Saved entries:
################
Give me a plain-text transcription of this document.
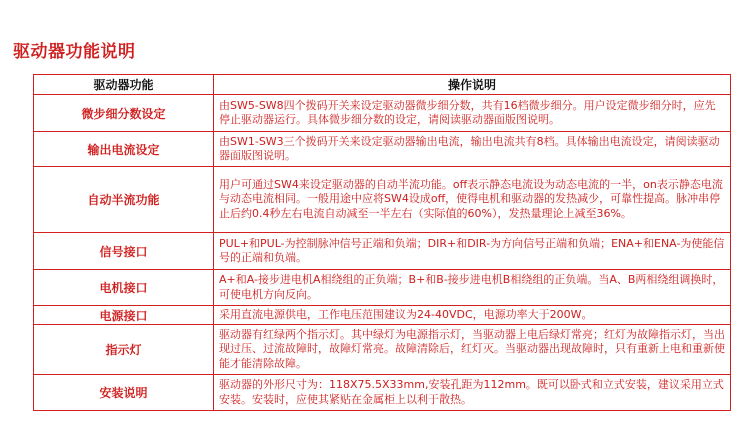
驱动器功能说明
驱动器功能	操作说明
微步细分数设定	由SW5-SW8四个拨码开关来设定驱动器微步细分数，共有16档微步细分。用户设定微步细分时，应先停止驱动器运行。具体微步细分数的设定，请阅读驱动器面版图说明。
输出电流设定	由SW1-SW3三个拨码开关来设定驱动器输出电流，输出电流共有8档。具体输出电流设定，请阅读驱动器面版图说明。
自动半流功能	用户可通过SW4来设定驱动器的自动半流功能。off表示静态电流设为动态电流的一半，on表示静态电流与动态电流相同。一般用途中应将SW4设成off，使得电机和驱动器的发热减少，可靠性提高。脉冲串停止后约0.4秒左右电流自动减至一半左右（实际值的60%），发热量理论上减至36%。
信号接口	PUL+和PUL-为控制脉冲信号正端和负端；DIR+和DIR-为方向信号正端和负端；ENA+和ENA-为使能信号的正端和负端。
电机接口	A+和A-接步进电机A相绕组的正负端；B+和B-接步进电机B相绕组的正负端。当A、B两相绕组调换时，可使电机方向反向。
电源接口	采用直流电源供电，工作电压范围建议为24-40VDC，电源功率大于200W。
指示灯	驱动器有红绿两个指示灯。其中绿灯为电源指示灯，当驱动器上电后绿灯常亮；红灯为故障指示灯，当出现过压、过流故障时，故障灯常亮。故障清除后，红灯灭。当驱动器出现故障时，只有重新上电和重新使能才能清除故障。
安装说明	驱动器的外形尺寸为：118X75.5X33mm,安装孔距为112mm。既可以卧式和立式安装，建议采用立式安装。安装时，应使其紧贴在金属柜上以利于散热。
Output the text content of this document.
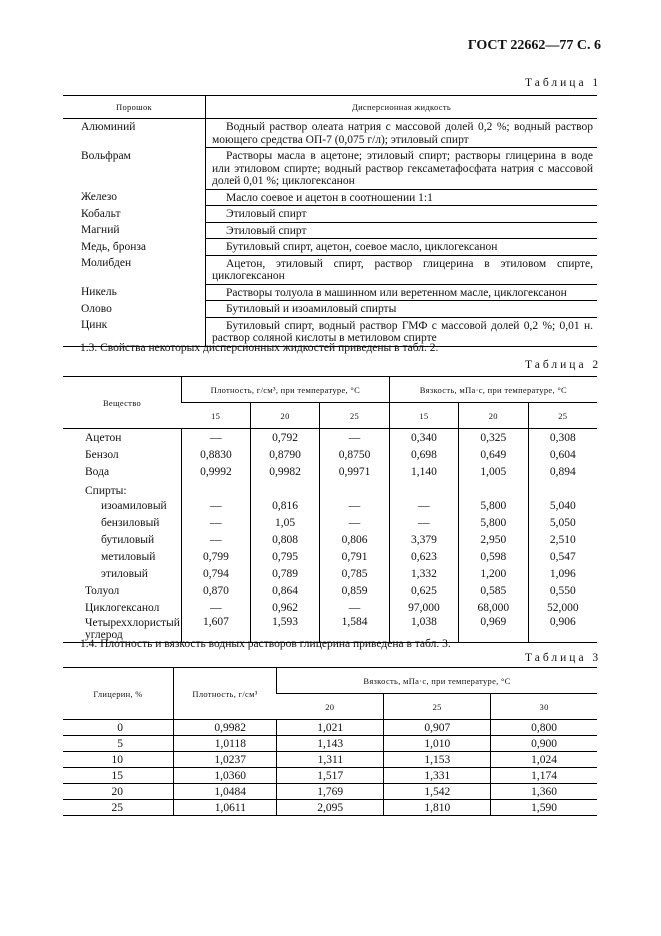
ГОСТ 22662—77 С. 6
Таблица 1
Порошок	Дисперсионная жидкость
Алюминий	Водный раствор олеата натрия с массовой долей 0,2 %; водный раствор моющего средства ОП-7 (0,075 г/л); этиловый спирт
Вольфрам	Растворы масла в ацетоне; этиловый спирт; растворы глицерина в воде или этиловом спирте; водный раствор гексаметафосфата натрия с массовой долей 0,01 %; циклогексанон
Железо	Масло соевое и ацетон в соотношении 1:1
Кобальт	Этиловый спирт
Магний	Этиловый спирт
Медь, бронза	Бутиловый спирт, ацетон, соевое масло, циклогексанон
Молибден	Ацетон, этиловый спирт, раствор глицерина в этиловом спирте, циклогексанон
Никель	Растворы толуола в машинном или веретенном масле, циклогексанон
Олово	Бутиловый и изоамиловый спирты
Цинк	Бутиловый спирт, водный раствор ГМФ с массовой долей 0,2 %; 0,01 н. раствор соляной кислоты в метиловом спирте
1.3. Свойства некоторых дисперсионных жидкостей приведены в табл. 2.
Таблица 2
Вещество	Плотность, г/см³, при температуре, °С			Вязкость, мПа·с, при температуре, °С		
	15	20	25	15	20	25
Ацетон	—	0,792	—	0,340	0,325	0,308
Бензол	0,8830	0,8790	0,8750	0,698	0,649	0,604
Вода	0,9992	0,9982	0,9971	1,140	1,005	0,894
Спирты:						
изоамиловый	—	0,816	—	—	5,800	5,040
бензиловый	—	1,05	—	—	5,800	5,050
бутиловый	—	0,808	0,806	3,379	2,950	2,510
метиловый	0,799	0,795	0,791	0,623	0,598	0,547
этиловый	0,794	0,789	0,785	1,332	1,200	1,096
Толуол	0,870	0,864	0,859	0,625	0,585	0,550
Циклогексанол	—	0,962	—	97,000	68,000	52,000
Четыреххлористый углерод	1,607	1,593	1,584	1,038	0,969	0,906
1.4. Плотность и вязкость водных растворов глицерина приведена в табл. 3.
Таблица 3
Глицерин, %	Плотность, г/см³	Вязкость, мПа·с, при температуре, °С		
		20	25	30
0	0,9982	1,021	0,907	0,800
5	1,0118	1,143	1,010	0,900
10	1,0237	1,311	1,153	1,024
15	1,0360	1,517	1,331	1,174
20	1,0484	1,769	1,542	1,360
25	1,0611	2,095	1,810	1,590
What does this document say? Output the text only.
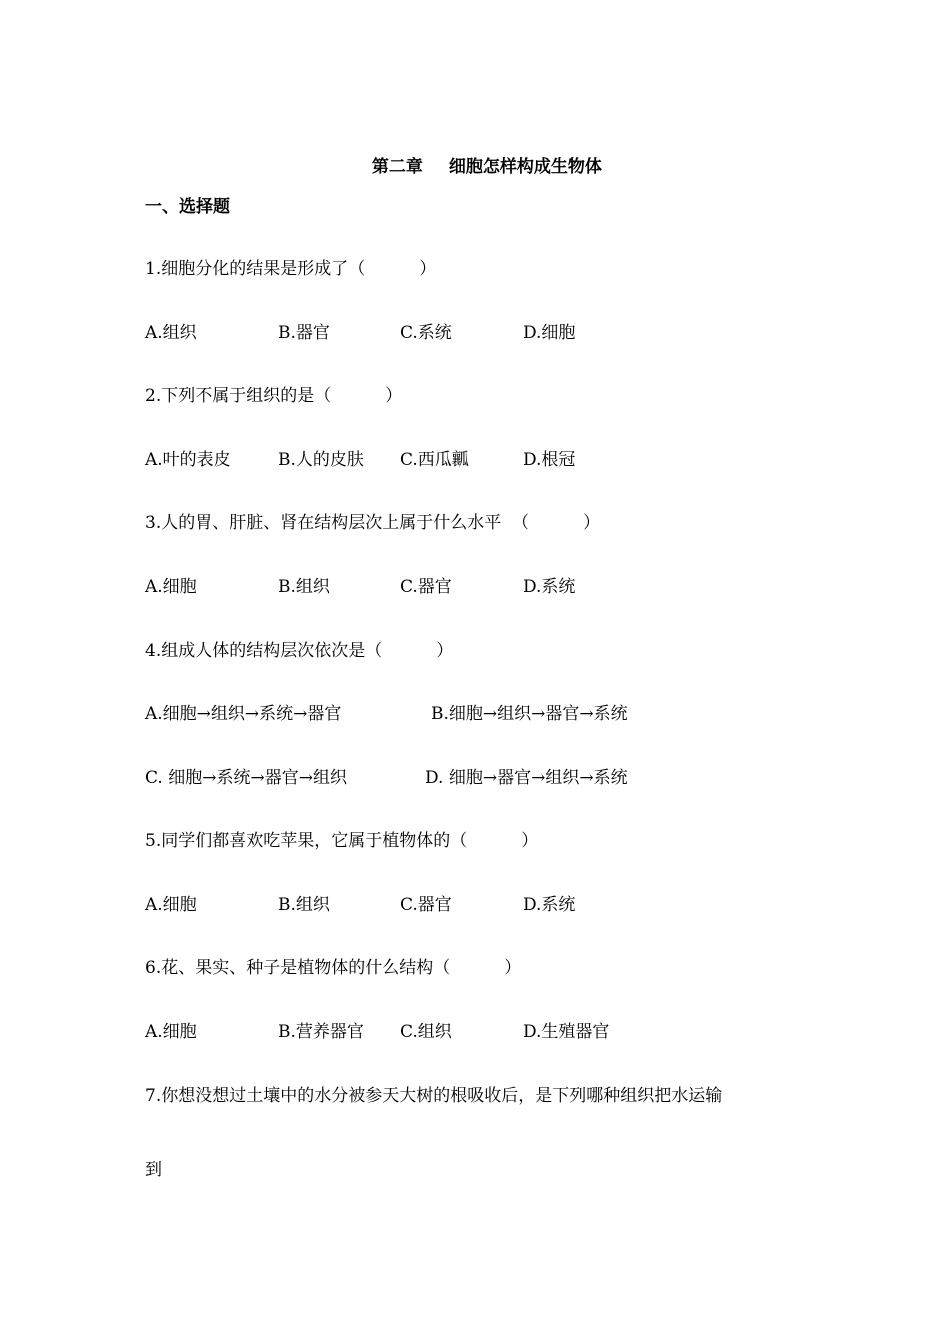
第二章 细胞怎样构成生物体

一、选择题
1.细胞分化的结果是形成了（          ）
A.组织	B.器官	C.系统	D.细胞
2.下列不属于组织的是（          ）
A.叶的表皮	B.人的皮肤 C.西瓜瓤	D.根冠
3.人的胃、肝脏、肾在结构层次上属于什么水平  （          ）
A.细胞	B.组织	C.器官	D.系统
4.组成人体的结构层次依次是（          ）
A.细胞→组织→系统→器官	B.细胞→组织→器官→系统
C. 细胞→系统→器官→组织	D. 细胞→器官→组织→系统
5.同学们都喜欢吃苹果，它属于植物体的（          ）
A.细胞	B.组织	C.器官	D.系统
6.花、果实、种子是植物体的什么结构（          ）
A.细胞	B.营养器官 C.组织	D.生殖器官
7.你想没想过土壤中的水分被参天大树的根吸收后，是下列哪种组织把水运输
到
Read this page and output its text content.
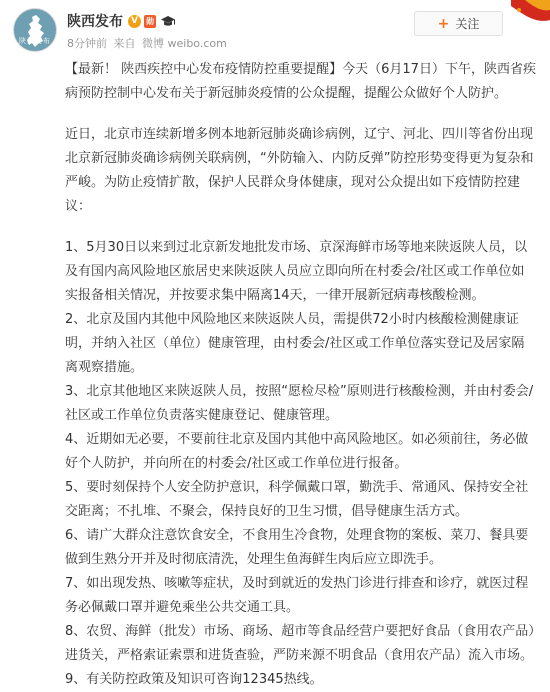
陕西发布
陕西发布 V	勋
8分钟前 来自 微博 weibo.com
+ 关注

【最新！ 陕西疾控中心发布疫情防控重要提醒】今天（6月17日）下午，陕西省疾病预防控制中心发布关于新冠肺炎疫情的公众提醒，提醒公众做好个人防护。

近日，北京市连续新增多例本地新冠肺炎确诊病例，辽宁、河北、四川等省份出现北京新冠肺炎确诊病例关联病例，“外防输入、内防反弹”防控形势变得更为复杂和严峻。为防止疫情扩散，保护人民群众身体健康，现对公众提出如下疫情防控建议：

1、5月30日以来到过北京新发地批发市场、京深海鲜市场等地来陕返陕人员，以及有国内高风险地区旅居史来陕返陕人员应立即向所在村委会/社区或工作单位如实报备相关情况，并按要求集中隔离14天，一律开展新冠病毒核酸检测。

2、北京及国内其他中风险地区来陕返陕人员，需提供72小时内核酸检测健康证明，并纳入社区（单位）健康管理，由村委会/社区或工作单位落实登记及居家隔离观察措施。

3、北京其他地区来陕返陕人员，按照“愿检尽检”原则进行核酸检测，并由村委会/社区或工作单位负责落实健康登记、健康管理。

4、近期如无必要，不要前往北京及国内其他中高风险地区。如必须前往，务必做好个人防护，并向所在的村委会/社区或工作单位进行报备。

5、要时刻保持个人安全防护意识，科学佩戴口罩，勤洗手、常通风、保持安全社交距离；不扎堆、不聚会，保持良好的卫生习惯，倡导健康生活方式。

6、请广大群众注意饮食安全，不食用生冷食物，处理食物的案板、菜刀、餐具要做到生熟分开并及时彻底清洗，处理生鱼海鲜生肉后应立即洗手。

7、如出现发热、咳嗽等症状，及时到就近的发热门诊进行排查和诊疗，就医过程务必佩戴口罩并避免乘坐公共交通工具。

8、农贸、海鲜（批发）市场、商场、超市等食品经营户要把好食品（食用农产品）进货关，严格索证索票和进货查验，严防来源不明食品（食用农产品）流入市场。

9、有关防控政策及知识可咨询12345热线。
################
SET EXERCISE:
Keep the pictures out of your copy, and repeat every entry above exactly.

WRITTEN ANSWER:
Give me a plain-text transcription of this document.
驱动器功能说明
驱动器功能	操作说明
微步细分数设定	由SW5-SW8四个拨码开关来设定驱动器微步细分数，共有16档微步细分。用户设定微步细分时，应先停止驱动器运行。具体微步细分数的设定，请阅读驱动器面版图说明。
输出电流设定	由SW1-SW3三个拨码开关来设定驱动器输出电流，输出电流共有8档。具体输出电流设定，请阅读驱动器面版图说明。
自动半流功能	用户可通过SW4来设定驱动器的自动半流功能。off表示静态电流设为动态电流的一半，on表示静态电流与动态电流相同。一般用途中应将SW4设成off，使得电机和驱动器的发热减少，可靠性提高。脉冲串停止后约0.4秒左右电流自动减至一半左右（实际值的60%），发热量理论上减至36%。
信号接口	PUL+和PUL-为控制脉冲信号正端和负端；DIR+和DIR-为方向信号正端和负端；ENA+和ENA-为使能信号的正端和负端。
电机接口	A+和A-接步进电机A相绕组的正负端；B+和B-接步进电机B相绕组的正负端。当A、B两相绕组调换时，可使电机方向反向。
电源接口	采用直流电源供电，工作电压范围建议为24-40VDC，电源功率大于200W。
指示灯	驱动器有红绿两个指示灯。其中绿灯为电源指示灯，当驱动器上电后绿灯常亮；红灯为故障指示灯，当出现过压、过流故障时，故障灯常亮。故障清除后，红灯灭。当驱动器出现故障时，只有重新上电和重新使能才能清除故障。
安装说明	驱动器的外形尺寸为：118X75.5X33mm,安装孔距为112mm。既可以卧式和立式安装，建议采用立式安装。安装时，应使其紧贴在金属柜上以利于散热。
Output the text content of this document.
ГОСТ 22662—77 С. 6
Таблица 1
Порошок	Дисперсионная жидкость
Алюминий	Водный раствор олеата натрия с массовой долей 0,2 %; водный раствор моющего средства ОП-7 (0,075 г/л); этиловый спирт
Вольфрам	Растворы масла в ацетоне; этиловый спирт; растворы глицерина в воде или этиловом спирте; водный раствор гексаметафосфата натрия с массовой долей 0,01 %; циклогексанон
Железо	Масло соевое и ацетон в соотношении 1:1
Кобальт	Этиловый спирт
Магний	Этиловый спирт
Медь, бронза	Бутиловый спирт, ацетон, соевое масло, циклогексанон
Молибден	Ацетон, этиловый спирт, раствор глицерина в этиловом спирте, циклогексанон
Никель	Растворы толуола в машинном или веретенном масле, циклогексанон
Олово	Бутиловый и изоамиловый спирты
Цинк	Бутиловый спирт, водный раствор ГМФ с массовой долей 0,2 %; 0,01 н. раствор соляной кислоты в метиловом спирте
1.3. Свойства некоторых дисперсионных жидкостей приведены в табл. 2.
Таблица 2
Вещество	Плотность, г/см³, при температуре, °С			Вязкость, мПа·с, при температуре, °С		
	15	20	25	15	20	25
Ацетон	—	0,792	—	0,340	0,325	0,308
Бензол	0,8830	0,8790	0,8750	0,698	0,649	0,604
Вода	0,9992	0,9982	0,9971	1,140	1,005	0,894
Спирты:						
изоамиловый	—	0,816	—	—	5,800	5,040
бензиловый	—	1,05	—	—	5,800	5,050
бутиловый	—	0,808	0,806	3,379	2,950	2,510
метиловый	0,799	0,795	0,791	0,623	0,598	0,547
этиловый	0,794	0,789	0,785	1,332	1,200	1,096
Толуол	0,870	0,864	0,859	0,625	0,585	0,550
Циклогексанол	—	0,962	—	97,000	68,000	52,000
Четыреххлористый углерод	1,607	1,593	1,584	1,038	0,969	0,906
1.4. Плотность и вязкость водных растворов глицерина приведена в табл. 3.
Таблица 3
Глицерин, %	Плотность, г/см³	Вязкость, мПа·с, при температуре, °С		
		20	25	30
0	0,9982	1,021	0,907	0,800
5	1,0118	1,143	1,010	0,900
10	1,0237	1,311	1,153	1,024
15	1,0360	1,517	1,331	1,174
20	1,0484	1,769	1,542	1,360
25	1,0611	2,095	1,810	1,590
What does this document say? Output the text only.
第二章 细胞怎样构成生物体

一、选择题
1.细胞分化的结果是形成了（          ）
A.组织	B.器官	C.系统	D.细胞
2.下列不属于组织的是（          ）
A.叶的表皮	B.人的皮肤 C.西瓜瓤	D.根冠
3.人的胃、肝脏、肾在结构层次上属于什么水平  （          ）
A.细胞	B.组织	C.器官	D.系统
4.组成人体的结构层次依次是（          ）
A.细胞→组织→系统→器官	B.细胞→组织→器官→系统
C. 细胞→系统→器官→组织	D. 细胞→器官→组织→系统
5.同学们都喜欢吃苹果，它属于植物体的（          ）
A.细胞	B.组织	C.器官	D.系统
6.花、果实、种子是植物体的什么结构（          ）
A.细胞	B.营养器官 C.组织	D.生殖器官
7.你想没想过土壤中的水分被参天大树的根吸收后，是下列哪种组织把水运输
到
Read this page and output its text content.
陕西发布
陕西发布 V	勋
8分钟前 来自 微博 weibo.com
+ 关注

【最新！ 陕西疾控中心发布疫情防控重要提醒】今天（6月17日）下午，陕西省疾病预防控制中心发布关于新冠肺炎疫情的公众提醒，提醒公众做好个人防护。

近日，北京市连续新增多例本地新冠肺炎确诊病例，辽宁、河北、四川等省份出现北京新冠肺炎确诊病例关联病例，“外防输入、内防反弹”防控形势变得更为复杂和严峻。为防止疫情扩散，保护人民群众身体健康，现对公众提出如下疫情防控建议：

1、5月30日以来到过北京新发地批发市场、京深海鲜市场等地来陕返陕人员，以及有国内高风险地区旅居史来陕返陕人员应立即向所在村委会/社区或工作单位如实报备相关情况，并按要求集中隔离14天，一律开展新冠病毒核酸检测。

2、北京及国内其他中风险地区来陕返陕人员，需提供72小时内核酸检测健康证明，并纳入社区（单位）健康管理，由村委会/社区或工作单位落实登记及居家隔离观察措施。

3、北京其他地区来陕返陕人员，按照“愿检尽检”原则进行核酸检测，并由村委会/社区或工作单位负责落实健康登记、健康管理。

4、近期如无必要，不要前往北京及国内其他中高风险地区。如必须前往，务必做好个人防护，并向所在的村委会/社区或工作单位进行报备。

5、要时刻保持个人安全防护意识，科学佩戴口罩，勤洗手、常通风、保持安全社交距离；不扎堆、不聚会，保持良好的卫生习惯，倡导健康生活方式。

6、请广大群众注意饮食安全，不食用生冷食物，处理食物的案板、菜刀、餐具要做到生熟分开并及时彻底清洗，处理生鱼海鲜生肉后应立即洗手。

7、如出现发热、咳嗽等症状，及时到就近的发热门诊进行排查和诊疗，就医过程务必佩戴口罩并避免乘坐公共交通工具。

8、农贸、海鲜（批发）市场、商场、超市等食品经营户要把好食品（食用农产品）进货关，严格索证索票和进货查验，严防来源不明食品（食用农产品）流入市场。

9、有关防控政策及知识可咨询12345热线。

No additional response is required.